[begin Supplied text]
As to the turf, Fox used always to animadvert on his losses, and
repeatedly observed--that 'his horses had as much bottom as other
people's, but that they were such slow, good ones that they never
went fast enough to tire themselves.' He had, however, the
gratification of experiencing some few exceptions to this
imaginary rule. In April, 1772, he was so lucky at Newmarket as
to win nearly L16,000--the greater part of which he got by
betting against the celebrated Pincher, who lost the match by
only half a neck. The odds at STARTING were two to one on the
losing horse. At the spring meeting at Newmarket, in 1789, Fox
is said to have won not less than L50,000; and at the October
meeting, at the same place, the following year, he sold two of
his horses--Seagull and Chanticleer--for 4400 guineas. In the
course of 1788 Fox and the Duke of Bedford won 8000 guineas
between them at the Newmarket spring meeting, and during these
races Fox and Lord Barrymore had a heavy match, which was given
as a dead heat, and the bets were off.

[72] For some period previous to 1790, George IV. had patronized
horse-racing and pugilism; but in that year, having attended a
prize fight in which one of the boxers was killed, he ceased to
support the ring, declaring that he would never be present at
such a scene of murder again; and in 1791 he disposed of his
stud, on account of some apparently groundless suspicion being
attached to his conduct with regard to a race, in the event of
which he had little or no real interest.
[end Supplied text]
[begin Given entries]
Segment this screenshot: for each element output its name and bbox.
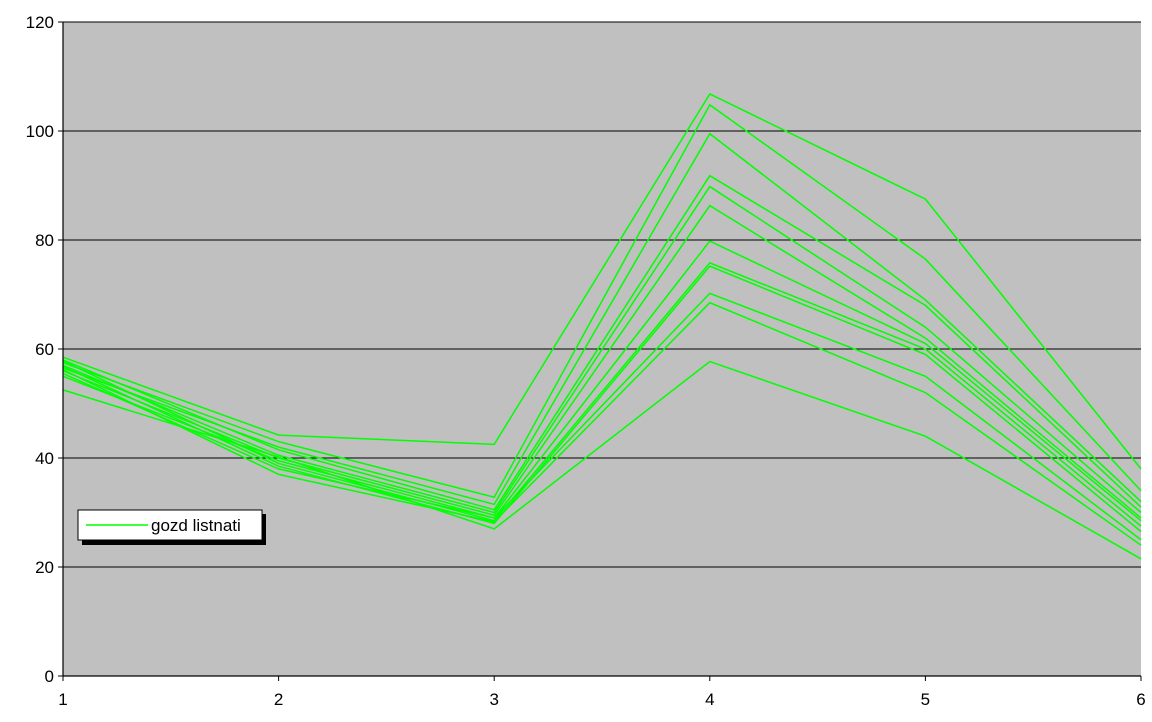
x-tick-label: 5 xyxy=(921,690,930,709)
x-tick-label: 2 xyxy=(274,690,283,709)
legend-label: gozd listnati xyxy=(151,516,241,535)
series-line-6 xyxy=(62,204,1142,519)
series-line-4 xyxy=(62,174,1142,511)
series-line-5 xyxy=(62,185,1142,514)
series-line-2 xyxy=(62,103,1142,499)
y-tick-label: 60 xyxy=(35,340,54,359)
series-line-10 xyxy=(62,292,1142,541)
y-tick-label: 0 xyxy=(45,667,54,686)
series-line-9 xyxy=(62,265,1142,533)
y-tick-label: 120 xyxy=(26,13,54,32)
y-tick-label: 100 xyxy=(26,122,54,141)
series-line-3 xyxy=(62,132,1142,506)
x-tick-label: 1 xyxy=(58,690,67,709)
series-line-1 xyxy=(62,92,1142,470)
x-tick-label: 4 xyxy=(705,690,714,709)
series-line-11 xyxy=(62,301,1142,546)
x-tick-label: 3 xyxy=(489,690,498,709)
y-axis-ticks: 0 20 40 60 80 100 120 xyxy=(26,13,63,686)
legend: gozd listnati xyxy=(77,509,266,545)
series-lines xyxy=(62,92,1142,560)
series-line-12 xyxy=(62,360,1142,560)
y-tick-label: 40 xyxy=(35,449,54,468)
x-tick-label: 6 xyxy=(1136,690,1145,709)
y-tick-label: 20 xyxy=(35,558,54,577)
x-axis-ticks: 1 2 3 4 5 6 xyxy=(58,676,1146,709)
y-tick-label: 80 xyxy=(35,231,54,250)
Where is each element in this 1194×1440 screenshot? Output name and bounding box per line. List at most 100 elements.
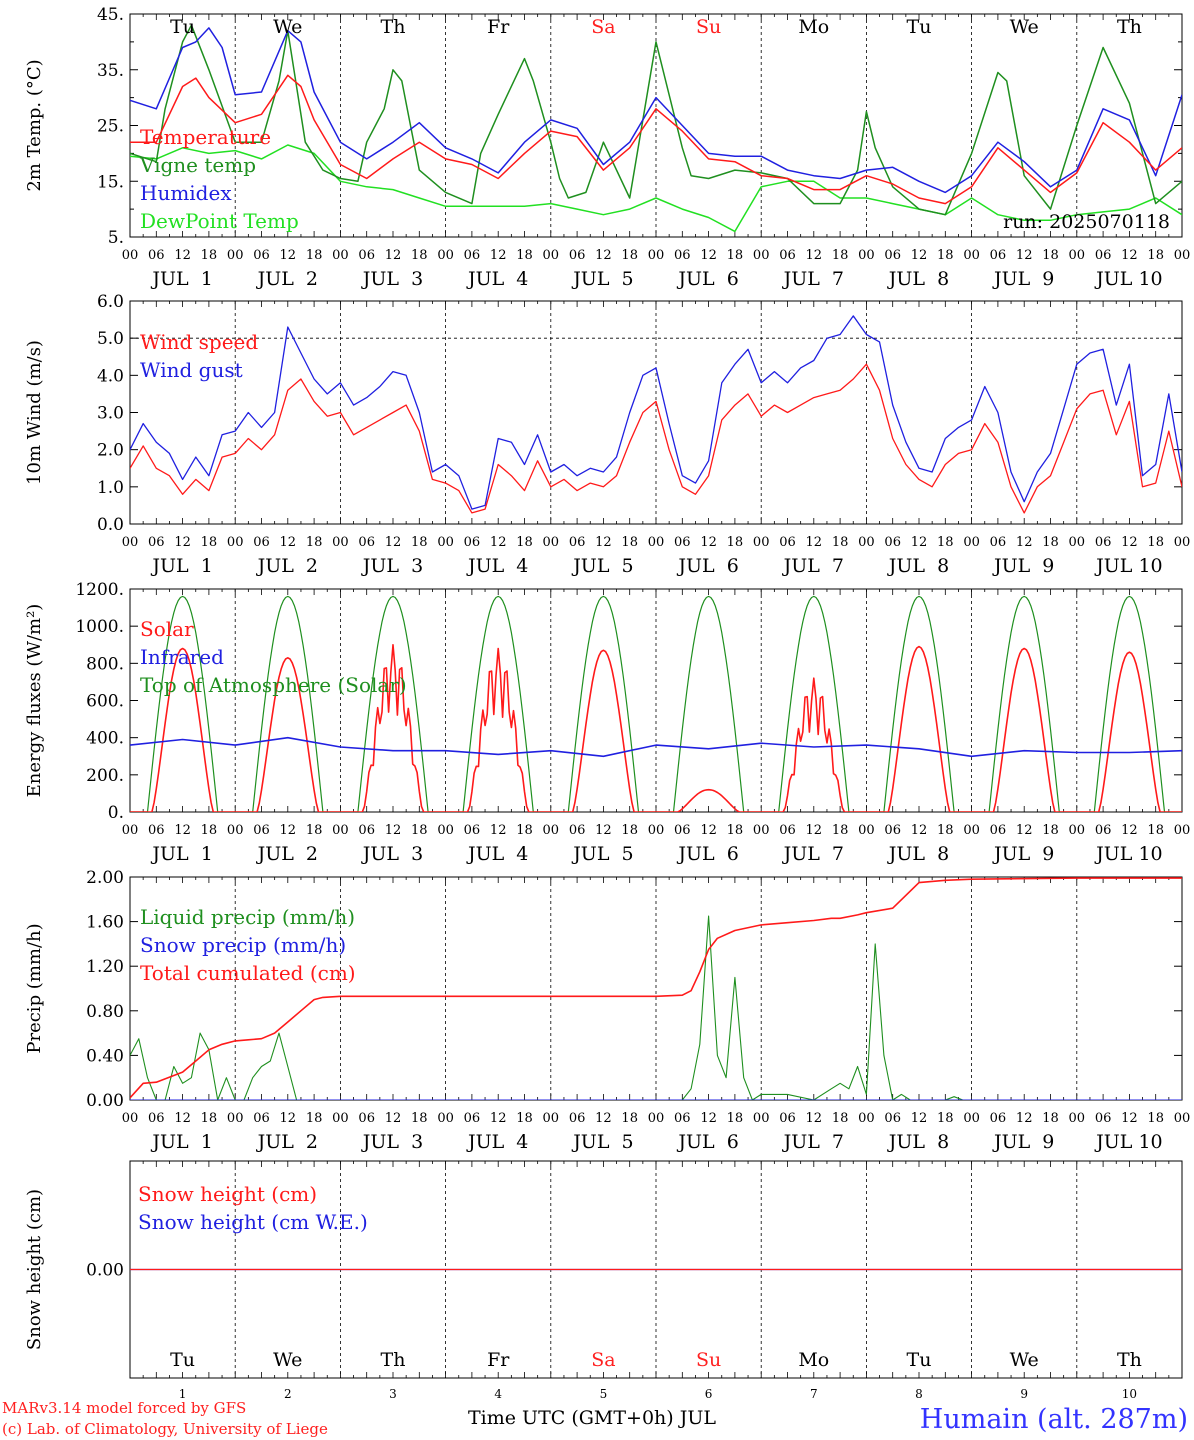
x-hour-label: 00 bbox=[753, 248, 770, 263]
x-hour-label: 18 bbox=[411, 823, 428, 838]
x-hour-label: 18 bbox=[411, 248, 428, 263]
x-hour-label: 06 bbox=[358, 535, 375, 550]
x-hour-label: 18 bbox=[1147, 1111, 1164, 1126]
credit-line-1: MARv3.14 model forced by GFS bbox=[2, 1399, 246, 1417]
day-name-label: We bbox=[273, 1349, 302, 1371]
x-hour-label: 00 bbox=[543, 248, 560, 263]
x-hour-label: 00 bbox=[1069, 248, 1086, 263]
day-number-label: 2 bbox=[284, 1387, 292, 1401]
plot-frame bbox=[129, 13, 1183, 238]
x-hour-label: 06 bbox=[464, 535, 481, 550]
x-hour-label: 00 bbox=[543, 535, 560, 550]
x-date-label: JUL 1 bbox=[150, 555, 212, 577]
x-hour-label: 18 bbox=[937, 248, 954, 263]
x-hour-label: 18 bbox=[306, 248, 323, 263]
x-hour-label: 06 bbox=[884, 535, 901, 550]
x-hour-label: 06 bbox=[148, 1111, 165, 1126]
panel-3: 1200. 1000. 800. 600. 400. 200. 0. Energy fluxe… bbox=[24, 580, 1190, 865]
x-hour-label: 12 bbox=[1121, 1111, 1138, 1126]
series-line-1 bbox=[130, 315, 1182, 510]
day-name-label: Tu bbox=[170, 16, 195, 38]
x-date-label: JUL 3 bbox=[361, 268, 423, 290]
x-date-label: JUL 3 bbox=[361, 1131, 423, 1153]
x-hour-label: 00 bbox=[963, 535, 980, 550]
x-date-label: JUL 8 bbox=[887, 843, 949, 865]
x-hour-label: 00 bbox=[1069, 535, 1086, 550]
x-hour-label: 12 bbox=[280, 535, 297, 550]
x-hour-label: 12 bbox=[1121, 823, 1138, 838]
x-hour-label: 00 bbox=[648, 823, 665, 838]
x-hour-label: 18 bbox=[516, 1111, 533, 1126]
x-hour-label: 18 bbox=[937, 823, 954, 838]
x-hour-label: 18 bbox=[1042, 823, 1059, 838]
x-hour-label: 12 bbox=[700, 823, 717, 838]
x-hour-label: 18 bbox=[306, 535, 323, 550]
x-hour-label: 12 bbox=[1121, 535, 1138, 550]
x-hour-label: 18 bbox=[621, 248, 638, 263]
day-number-label: 3 bbox=[389, 1387, 397, 1401]
x-date-label: JUL 4 bbox=[466, 268, 528, 290]
y-tick-label: 400. bbox=[86, 729, 124, 749]
x-hour-label: 12 bbox=[1121, 248, 1138, 263]
x-hour-label: 12 bbox=[700, 1111, 717, 1126]
x-hour-label: 12 bbox=[595, 248, 612, 263]
legend-entry: Snow height (cm) bbox=[138, 1182, 317, 1206]
x-hour-label: 18 bbox=[1147, 248, 1164, 263]
day-number-label: 5 bbox=[600, 1387, 608, 1401]
x-hour-label: 06 bbox=[358, 1111, 375, 1126]
series-line-1 bbox=[130, 736, 1182, 758]
x-hour-label: 12 bbox=[595, 1111, 612, 1126]
day-number-label: 8 bbox=[915, 1387, 923, 1401]
day-name-label: Th bbox=[1117, 16, 1142, 38]
y-tick-label: 4.0 bbox=[97, 366, 124, 386]
legend-entry: Snow precip (mm/h) bbox=[140, 933, 346, 957]
x-hour-label: 12 bbox=[911, 248, 928, 263]
x-date-label: JUL 8 bbox=[887, 268, 949, 290]
x-hour-label: 00 bbox=[963, 248, 980, 263]
legend-entry: Total cumulated (cm) bbox=[140, 961, 356, 985]
y-tick-label: 0.40 bbox=[86, 1046, 124, 1066]
x-date-label: JUL 8 bbox=[887, 555, 949, 577]
x-hour-label: 18 bbox=[1147, 823, 1164, 838]
x-hour-label: 06 bbox=[990, 823, 1007, 838]
x-hour-label: 18 bbox=[832, 1111, 849, 1126]
x-hour-label: 00 bbox=[963, 1111, 980, 1126]
x-hour-label: 06 bbox=[779, 248, 796, 263]
x-hour-label: 18 bbox=[1042, 248, 1059, 263]
x-hour-label: 06 bbox=[990, 248, 1007, 263]
x-hour-label: 18 bbox=[621, 1111, 638, 1126]
x-hour-label: 18 bbox=[727, 535, 744, 550]
series-line-2 bbox=[130, 27, 1182, 194]
x-hour-label: 00 bbox=[1174, 823, 1191, 838]
x-date-label: JUL 9 bbox=[992, 1131, 1054, 1153]
x-hour-label: 06 bbox=[674, 248, 691, 263]
x-date-label: JUL 2 bbox=[256, 555, 318, 577]
x-date-label: JUL 1 bbox=[150, 843, 212, 865]
y-tick-label: 6.0 bbox=[97, 292, 124, 312]
x-hour-label: 06 bbox=[990, 1111, 1007, 1126]
x-hour-label: 12 bbox=[490, 823, 507, 838]
x-hour-label: 06 bbox=[464, 1111, 481, 1126]
x-hour-label: 18 bbox=[411, 1111, 428, 1126]
plot-frame bbox=[129, 588, 1183, 813]
day-number-label: 1 bbox=[179, 1387, 187, 1401]
x-hour-label: 18 bbox=[621, 823, 638, 838]
series-line-2 bbox=[130, 595, 1182, 812]
x-hour-label: 00 bbox=[858, 248, 875, 263]
x-date-label: JUL 1 bbox=[150, 1131, 212, 1153]
x-hour-label: 18 bbox=[727, 823, 744, 838]
series-line-2 bbox=[130, 877, 1182, 1099]
x-hour-label: 12 bbox=[595, 535, 612, 550]
day-name-label: Th bbox=[1117, 1349, 1142, 1371]
x-date-label: JUL 2 bbox=[256, 268, 318, 290]
y-tick-label: 600. bbox=[86, 692, 124, 712]
day-name-label: Mo bbox=[798, 1349, 829, 1371]
x-hour-label: 00 bbox=[122, 535, 139, 550]
y-tick-label: 0.00 bbox=[86, 1261, 124, 1281]
x-hour-label: 12 bbox=[174, 1111, 191, 1126]
legend-entry: DewPoint Temp bbox=[140, 209, 299, 233]
x-hour-label: 18 bbox=[1042, 535, 1059, 550]
x-hour-label: 18 bbox=[201, 823, 218, 838]
x-hour-label: 18 bbox=[516, 823, 533, 838]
[end Given entries]
In the horse-racing passage, which two horses did Fox sell at the October meeting at Newmarket, and for what sum?

Seagull and Chanticleer, for 4400 guineas.